### Supplied data

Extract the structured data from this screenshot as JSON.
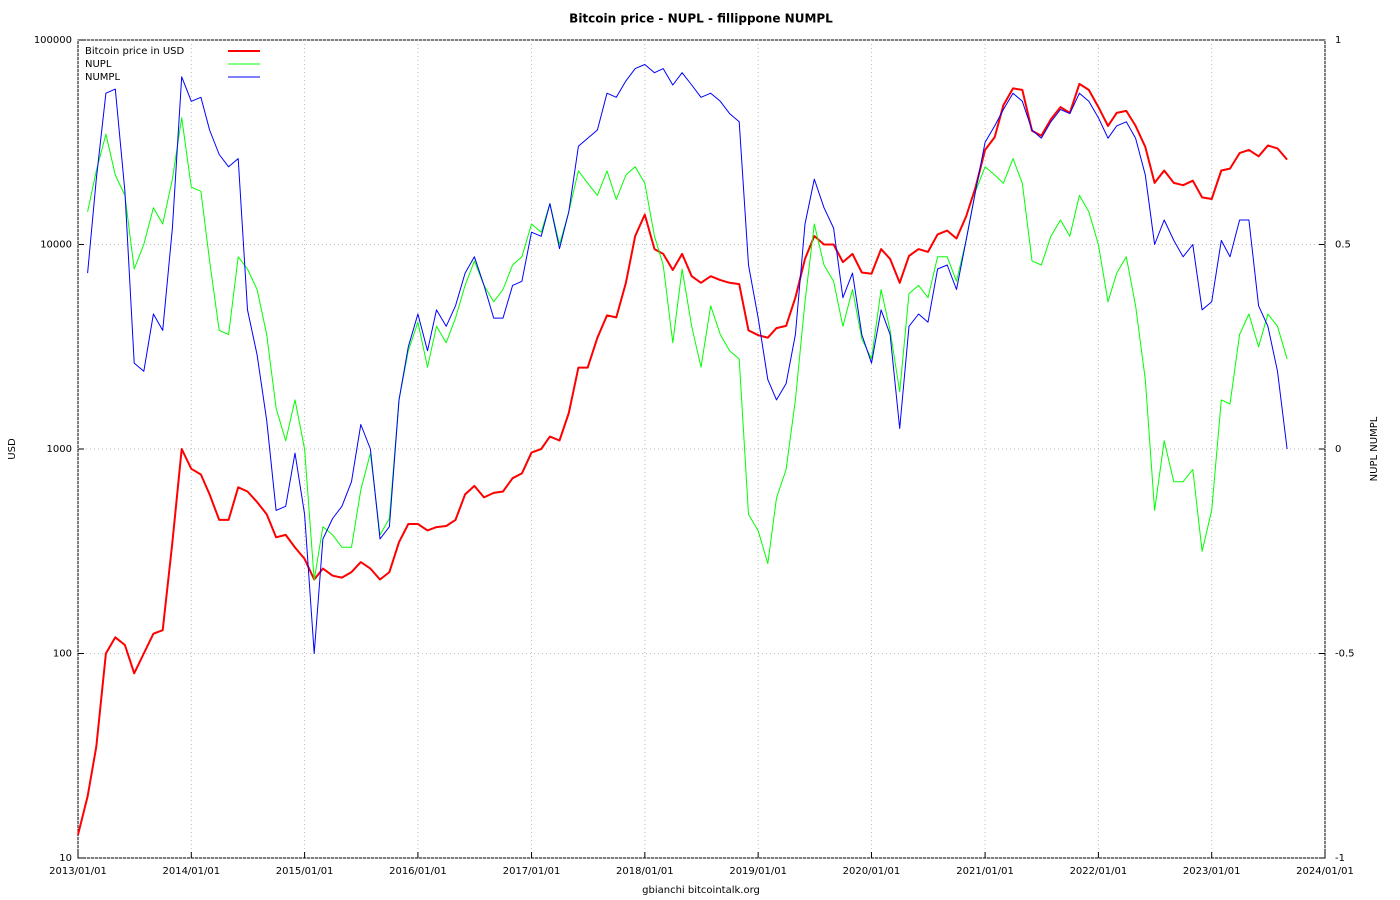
{
  "chart_data": {
    "type": "line",
    "title": "Bitcoin price - NUPL - fillippone NUMPL",
    "y_label": "USD",
    "y2_label": "NUPL NUMPL",
    "source": "gbianchi bitcointalk.org",
    "log_scale": true,
    "grid": true,
    "legend": "top-left",
    "xlim": [
      "2013/01/01",
      "2024/01/01"
    ],
    "xticks": [
      "2013/01/01",
      "2014/01/01",
      "2015/01/01",
      "2016/01/01",
      "2017/01/01",
      "2018/01/01",
      "2019/01/01",
      "2020/01/01",
      "2021/01/01",
      "2022/01/01",
      "2023/01/01",
      "2024/01/01"
    ],
    "ylim": [
      10,
      100000
    ],
    "yticks": [
      10,
      100,
      1000,
      10000,
      100000
    ],
    "y2lim": [
      -1,
      1
    ],
    "y2ticks": [
      -1,
      -0.5,
      0,
      0.5,
      1
    ],
    "x": [
      "2013/01/01",
      "2013/02/01",
      "2013/03/01",
      "2013/04/01",
      "2013/05/01",
      "2013/06/01",
      "2013/07/01",
      "2013/08/01",
      "2013/09/01",
      "2013/10/01",
      "2013/11/01",
      "2013/12/01",
      "2014/01/01",
      "2014/02/01",
      "2014/03/01",
      "2014/04/01",
      "2014/05/01",
      "2014/06/01",
      "2014/07/01",
      "2014/08/01",
      "2014/09/01",
      "2014/10/01",
      "2014/11/01",
      "2014/12/01",
      "2015/01/01",
      "2015/02/01",
      "2015/03/01",
      "2015/04/01",
      "2015/05/01",
      "2015/06/01",
      "2015/07/01",
      "2015/08/01",
      "2015/09/01",
      "2015/10/01",
      "2015/11/01",
      "2015/12/01",
      "2016/01/01",
      "2016/02/01",
      "2016/03/01",
      "2016/04/01",
      "2016/05/01",
      "2016/06/01",
      "2016/07/01",
      "2016/08/01",
      "2016/09/01",
      "2016/10/01",
      "2016/11/01",
      "2016/12/01",
      "2017/01/01",
      "2017/02/01",
      "2017/03/01",
      "2017/04/01",
      "2017/05/01",
      "2017/06/01",
      "2017/07/01",
      "2017/08/01",
      "2017/09/01",
      "2017/10/01",
      "2017/11/01",
      "2017/12/01",
      "2018/01/01",
      "2018/02/01",
      "2018/03/01",
      "2018/04/01",
      "2018/05/01",
      "2018/06/01",
      "2018/07/01",
      "2018/08/01",
      "2018/09/01",
      "2018/10/01",
      "2018/11/01",
      "2018/12/01",
      "2019/01/01",
      "2019/02/01",
      "2019/03/01",
      "2019/04/01",
      "2019/05/01",
      "2019/06/01",
      "2019/07/01",
      "2019/08/01",
      "2019/09/01",
      "2019/10/01",
      "2019/11/01",
      "2019/12/01",
      "2020/01/01",
      "2020/02/01",
      "2020/03/01",
      "2020/04/01",
      "2020/05/01",
      "2020/06/01",
      "2020/07/01",
      "2020/08/01",
      "2020/09/01",
      "2020/10/01",
      "2020/11/01",
      "2020/12/01",
      "2021/01/01",
      "2021/02/01",
      "2021/03/01",
      "2021/04/01",
      "2021/05/01",
      "2021/06/01",
      "2021/07/01",
      "2021/08/01",
      "2021/09/01",
      "2021/10/01",
      "2021/11/01",
      "2021/12/01",
      "2022/01/01",
      "2022/02/01",
      "2022/03/01",
      "2022/04/01",
      "2022/05/01",
      "2022/06/01",
      "2022/07/01",
      "2022/08/01",
      "2022/09/01",
      "2022/10/01",
      "2022/11/01",
      "2022/12/01",
      "2023/01/01",
      "2023/02/01",
      "2023/03/01",
      "2023/04/01",
      "2023/05/01",
      "2023/06/01",
      "2023/07/01",
      "2023/08/01",
      "2023/09/01"
    ],
    "series": [
      {
        "name": "Bitcoin price in USD",
        "color": "#ff0000",
        "width": 2,
        "values": [
          13,
          20,
          35,
          100,
          120,
          110,
          80,
          100,
          125,
          130,
          350,
          1000,
          800,
          750,
          600,
          450,
          450,
          650,
          620,
          550,
          480,
          370,
          380,
          330,
          290,
          230,
          260,
          240,
          235,
          250,
          280,
          260,
          230,
          250,
          350,
          430,
          430,
          400,
          415,
          420,
          450,
          600,
          660,
          580,
          610,
          620,
          720,
          760,
          960,
          1000,
          1150,
          1100,
          1500,
          2500,
          2500,
          3500,
          4500,
          4400,
          6500,
          11000,
          14000,
          9500,
          9000,
          7500,
          9000,
          7000,
          6500,
          7000,
          6700,
          6500,
          6400,
          3800,
          3600,
          3500,
          3900,
          4000,
          5500,
          8500,
          11000,
          10000,
          10000,
          8200,
          9000,
          7300,
          7200,
          9500,
          8500,
          6500,
          8800,
          9500,
          9200,
          11200,
          11700,
          10700,
          13700,
          19000,
          29000,
          33500,
          48000,
          58000,
          57000,
          36000,
          34000,
          41000,
          47000,
          44000,
          61000,
          57000,
          47000,
          38000,
          44000,
          45000,
          38000,
          30000,
          20000,
          23000,
          20000,
          19500,
          20500,
          17000,
          16700,
          23000,
          23500,
          28000,
          29000,
          27000,
          30500,
          29500,
          26000
        ]
      },
      {
        "name": "NUPL",
        "color": "#00ff00",
        "width": 1,
        "axis": "y2",
        "values": [
          null,
          0.58,
          0.68,
          0.77,
          0.67,
          0.62,
          0.44,
          0.5,
          0.59,
          0.55,
          0.66,
          0.81,
          0.64,
          0.63,
          0.46,
          0.29,
          0.28,
          0.47,
          0.44,
          0.39,
          0.28,
          0.1,
          0.02,
          0.12,
          0,
          -0.32,
          -0.19,
          -0.21,
          -0.24,
          -0.24,
          -0.1,
          -0.01,
          -0.21,
          -0.17,
          0.12,
          0.24,
          0.31,
          0.2,
          0.3,
          0.26,
          0.32,
          0.4,
          0.46,
          0.4,
          0.36,
          0.39,
          0.45,
          0.47,
          0.55,
          0.53,
          0.6,
          0.5,
          0.58,
          0.68,
          0.65,
          0.62,
          0.68,
          0.61,
          0.67,
          0.69,
          0.65,
          0.52,
          0.45,
          0.26,
          0.44,
          0.3,
          0.2,
          0.35,
          0.28,
          0.24,
          0.22,
          -0.16,
          -0.2,
          -0.28,
          -0.12,
          -0.05,
          0.12,
          0.36,
          0.55,
          0.45,
          0.41,
          0.3,
          0.39,
          0.27,
          0.22,
          0.39,
          0.29,
          0.14,
          0.38,
          0.4,
          0.37,
          0.47,
          0.47,
          0.41,
          0.51,
          0.63,
          0.69,
          0.67,
          0.65,
          0.71,
          0.65,
          0.46,
          0.45,
          0.52,
          0.56,
          0.52,
          0.62,
          0.58,
          0.5,
          0.36,
          0.43,
          0.47,
          0.35,
          0.17,
          -0.15,
          0.02,
          -0.08,
          -0.08,
          -0.05,
          -0.25,
          -0.15,
          0.12,
          0.11,
          0.28,
          0.33,
          0.25,
          0.33,
          0.3,
          0.22
        ]
      },
      {
        "name": "NUMPL",
        "color": "#0000ff",
        "width": 1,
        "axis": "y2",
        "values": [
          null,
          0.43,
          0.66,
          0.87,
          0.88,
          0.63,
          0.21,
          0.19,
          0.33,
          0.29,
          0.54,
          0.91,
          0.85,
          0.86,
          0.78,
          0.72,
          0.69,
          0.71,
          0.34,
          0.23,
          0.07,
          -0.15,
          -0.14,
          -0.01,
          -0.16,
          -0.5,
          -0.22,
          -0.17,
          -0.14,
          -0.08,
          0.06,
          0,
          -0.22,
          -0.19,
          0.12,
          0.25,
          0.33,
          0.24,
          0.34,
          0.3,
          0.35,
          0.43,
          0.47,
          0.4,
          0.32,
          0.32,
          0.4,
          0.41,
          0.53,
          0.52,
          0.6,
          0.49,
          0.58,
          0.74,
          0.76,
          0.78,
          0.87,
          0.86,
          0.9,
          0.93,
          0.94,
          0.92,
          0.93,
          0.89,
          0.92,
          0.89,
          0.86,
          0.87,
          0.85,
          0.82,
          0.8,
          0.45,
          0.32,
          0.17,
          0.12,
          0.16,
          0.28,
          0.55,
          0.66,
          0.59,
          0.54,
          0.37,
          0.43,
          0.28,
          0.21,
          0.34,
          0.28,
          0.05,
          0.3,
          0.33,
          0.31,
          0.44,
          0.45,
          0.39,
          0.51,
          0.63,
          0.75,
          0.79,
          0.83,
          0.87,
          0.85,
          0.78,
          0.76,
          0.8,
          0.83,
          0.82,
          0.87,
          0.85,
          0.81,
          0.76,
          0.79,
          0.8,
          0.76,
          0.67,
          0.5,
          0.56,
          0.51,
          0.47,
          0.5,
          0.34,
          0.36,
          0.51,
          0.47,
          0.56,
          0.56,
          0.35,
          0.3,
          0.19,
          0
        ]
      }
    ]
  }
}
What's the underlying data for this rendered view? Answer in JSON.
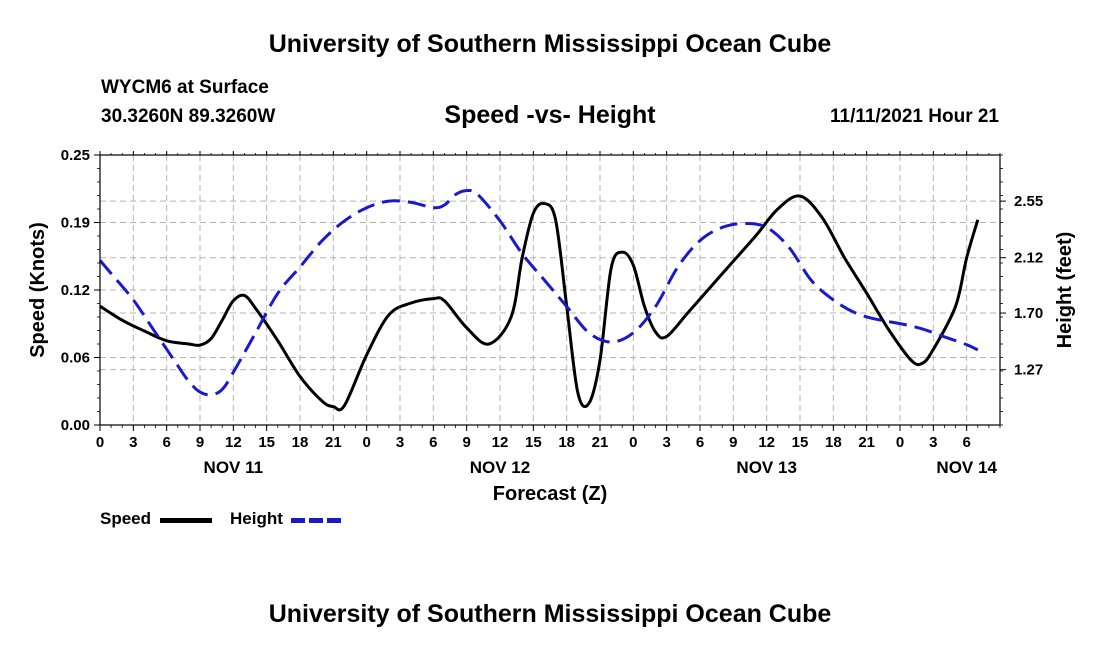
{
  "header": {
    "title": "University of Southern Mississippi Ocean Cube",
    "station": "WYCM6 at Surface",
    "coords": "30.3260N  89.3260W",
    "subtitle": "Speed -vs- Height",
    "datetime": "11/11/2021 Hour 21"
  },
  "footer": {
    "title": "University of Southern Mississippi Ocean Cube"
  },
  "legend": {
    "speed_label": "Speed",
    "height_label": "Height"
  },
  "colors": {
    "speed": "#000000",
    "height": "#1a1acc",
    "grid": "#b4b4b4"
  },
  "chart_data": {
    "type": "line",
    "title": "Speed -vs- Height",
    "xlabel": "Forecast (Z)",
    "ylabel": "Speed (Knots)",
    "y2label": "Height (feet)",
    "x_range_hours": [
      0,
      81
    ],
    "x_ticks": [
      {
        "h": 0,
        "label": "0"
      },
      {
        "h": 3,
        "label": "3"
      },
      {
        "h": 6,
        "label": "6"
      },
      {
        "h": 9,
        "label": "9"
      },
      {
        "h": 12,
        "label": "12"
      },
      {
        "h": 15,
        "label": "15"
      },
      {
        "h": 18,
        "label": "18"
      },
      {
        "h": 21,
        "label": "21"
      },
      {
        "h": 24,
        "label": "0"
      },
      {
        "h": 27,
        "label": "3"
      },
      {
        "h": 30,
        "label": "6"
      },
      {
        "h": 33,
        "label": "9"
      },
      {
        "h": 36,
        "label": "12"
      },
      {
        "h": 39,
        "label": "15"
      },
      {
        "h": 42,
        "label": "18"
      },
      {
        "h": 45,
        "label": "21"
      },
      {
        "h": 48,
        "label": "0"
      },
      {
        "h": 51,
        "label": "3"
      },
      {
        "h": 54,
        "label": "6"
      },
      {
        "h": 57,
        "label": "9"
      },
      {
        "h": 60,
        "label": "12"
      },
      {
        "h": 63,
        "label": "15"
      },
      {
        "h": 66,
        "label": "18"
      },
      {
        "h": 69,
        "label": "21"
      },
      {
        "h": 72,
        "label": "0"
      },
      {
        "h": 75,
        "label": "3"
      },
      {
        "h": 78,
        "label": "6"
      }
    ],
    "day_labels": [
      {
        "h": 12,
        "label": "NOV 11"
      },
      {
        "h": 36,
        "label": "NOV 12"
      },
      {
        "h": 60,
        "label": "NOV 13"
      },
      {
        "h": 78,
        "label": "NOV 14"
      }
    ],
    "ylim": [
      0,
      0.25
    ],
    "y_ticks": [
      {
        "v": 0.0,
        "label": "0.00"
      },
      {
        "v": 0.0625,
        "label": "0.06"
      },
      {
        "v": 0.125,
        "label": "0.12"
      },
      {
        "v": 0.1875,
        "label": "0.19"
      },
      {
        "v": 0.25,
        "label": "0.25"
      }
    ],
    "y2lim": [
      0.85,
      2.9
    ],
    "y2_ticks": [
      {
        "v": 1.27,
        "label": "1.27"
      },
      {
        "v": 1.7,
        "label": "1.70"
      },
      {
        "v": 2.12,
        "label": "2.12"
      },
      {
        "v": 2.55,
        "label": "2.55"
      }
    ],
    "series": [
      {
        "name": "Speed",
        "axis": "left",
        "style": "solid",
        "points": [
          [
            0,
            0.11
          ],
          [
            2,
            0.097
          ],
          [
            4,
            0.087
          ],
          [
            6,
            0.078
          ],
          [
            8,
            0.075
          ],
          [
            9,
            0.074
          ],
          [
            10,
            0.08
          ],
          [
            11,
            0.097
          ],
          [
            12,
            0.115
          ],
          [
            13,
            0.12
          ],
          [
            14,
            0.108
          ],
          [
            16,
            0.078
          ],
          [
            18,
            0.045
          ],
          [
            20,
            0.022
          ],
          [
            21,
            0.017
          ],
          [
            22,
            0.018
          ],
          [
            24,
            0.065
          ],
          [
            26,
            0.102
          ],
          [
            28,
            0.113
          ],
          [
            30,
            0.117
          ],
          [
            31,
            0.115
          ],
          [
            33,
            0.09
          ],
          [
            35,
            0.075
          ],
          [
            37,
            0.1
          ],
          [
            38,
            0.155
          ],
          [
            39,
            0.196
          ],
          [
            40,
            0.205
          ],
          [
            41,
            0.19
          ],
          [
            42,
            0.11
          ],
          [
            43,
            0.03
          ],
          [
            44,
            0.02
          ],
          [
            45,
            0.06
          ],
          [
            46,
            0.145
          ],
          [
            47,
            0.16
          ],
          [
            48,
            0.148
          ],
          [
            49,
            0.11
          ],
          [
            50,
            0.086
          ],
          [
            51,
            0.082
          ],
          [
            53,
            0.105
          ],
          [
            56,
            0.14
          ],
          [
            59,
            0.175
          ],
          [
            61,
            0.2
          ],
          [
            63,
            0.212
          ],
          [
            65,
            0.192
          ],
          [
            67,
            0.155
          ],
          [
            69,
            0.122
          ],
          [
            71,
            0.088
          ],
          [
            73,
            0.06
          ],
          [
            74,
            0.057
          ],
          [
            75,
            0.07
          ],
          [
            77,
            0.11
          ],
          [
            78,
            0.155
          ],
          [
            79,
            0.19
          ]
        ]
      },
      {
        "name": "Height",
        "axis": "right",
        "style": "dashed",
        "points": [
          [
            0,
            2.1
          ],
          [
            1,
            2.0
          ],
          [
            3,
            1.8
          ],
          [
            5,
            1.55
          ],
          [
            7,
            1.3
          ],
          [
            8,
            1.18
          ],
          [
            9,
            1.1
          ],
          [
            10,
            1.08
          ],
          [
            11,
            1.12
          ],
          [
            12,
            1.25
          ],
          [
            14,
            1.55
          ],
          [
            16,
            1.85
          ],
          [
            18,
            2.05
          ],
          [
            20,
            2.25
          ],
          [
            22,
            2.4
          ],
          [
            24,
            2.5
          ],
          [
            26,
            2.55
          ],
          [
            28,
            2.54
          ],
          [
            30,
            2.5
          ],
          [
            31,
            2.52
          ],
          [
            32,
            2.6
          ],
          [
            33,
            2.63
          ],
          [
            34,
            2.6
          ],
          [
            36,
            2.4
          ],
          [
            38,
            2.15
          ],
          [
            40,
            1.95
          ],
          [
            42,
            1.75
          ],
          [
            44,
            1.55
          ],
          [
            46,
            1.48
          ],
          [
            48,
            1.55
          ],
          [
            50,
            1.75
          ],
          [
            52,
            2.05
          ],
          [
            54,
            2.25
          ],
          [
            56,
            2.35
          ],
          [
            58,
            2.38
          ],
          [
            60,
            2.35
          ],
          [
            62,
            2.2
          ],
          [
            64,
            1.95
          ],
          [
            66,
            1.8
          ],
          [
            68,
            1.7
          ],
          [
            70,
            1.65
          ],
          [
            72,
            1.62
          ],
          [
            74,
            1.58
          ],
          [
            76,
            1.52
          ],
          [
            78,
            1.46
          ],
          [
            79,
            1.42
          ]
        ]
      }
    ]
  }
}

######

Your goal
How many of the lines above include the word "Mississippi"? Respond with the number alone.

Exercise solution
2